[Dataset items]
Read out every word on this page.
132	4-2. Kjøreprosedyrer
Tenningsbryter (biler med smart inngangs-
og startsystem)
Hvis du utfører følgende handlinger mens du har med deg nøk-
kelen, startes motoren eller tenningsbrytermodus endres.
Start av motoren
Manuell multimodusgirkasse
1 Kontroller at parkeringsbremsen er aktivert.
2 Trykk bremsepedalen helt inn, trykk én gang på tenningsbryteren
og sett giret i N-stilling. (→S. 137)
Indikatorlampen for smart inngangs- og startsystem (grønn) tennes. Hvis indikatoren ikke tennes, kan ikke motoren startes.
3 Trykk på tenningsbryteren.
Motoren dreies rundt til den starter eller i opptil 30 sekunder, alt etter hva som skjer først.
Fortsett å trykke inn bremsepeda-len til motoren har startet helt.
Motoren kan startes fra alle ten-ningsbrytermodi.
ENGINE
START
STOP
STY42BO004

→ **Short exercise**: Copy all of the data exactly.

→ **Task result**:
Read out every word on this page.
132	4-2. Kjøreprosedyrer
Tenningsbryter (biler med smart inngangs-
og startsystem)
Hvis du utfører følgende handlinger mens du har med deg nøk-
kelen, startes motoren eller tenningsbrytermodus endres.
Start av motoren
Manuell multimodusgirkasse
1 Kontroller at parkeringsbremsen er aktivert.
2 Trykk bremsepedalen helt inn, trykk én gang på tenningsbryteren
og sett giret i N-stilling. (→S. 137)
Indikatorlampen for smart inngangs- og startsystem (grønn) tennes. Hvis indikatoren ikke tennes, kan ikke motoren startes.
3 Trykk på tenningsbryteren.
Motoren dreies rundt til den starter eller i opptil 30 sekunder, alt etter hva som skjer først.
Fortsett å trykke inn bremsepeda-len til motoren har startet helt.
Motoren kan startes fra alle ten-ningsbrytermodi.
ENGINE
START
STOP
STY42BO004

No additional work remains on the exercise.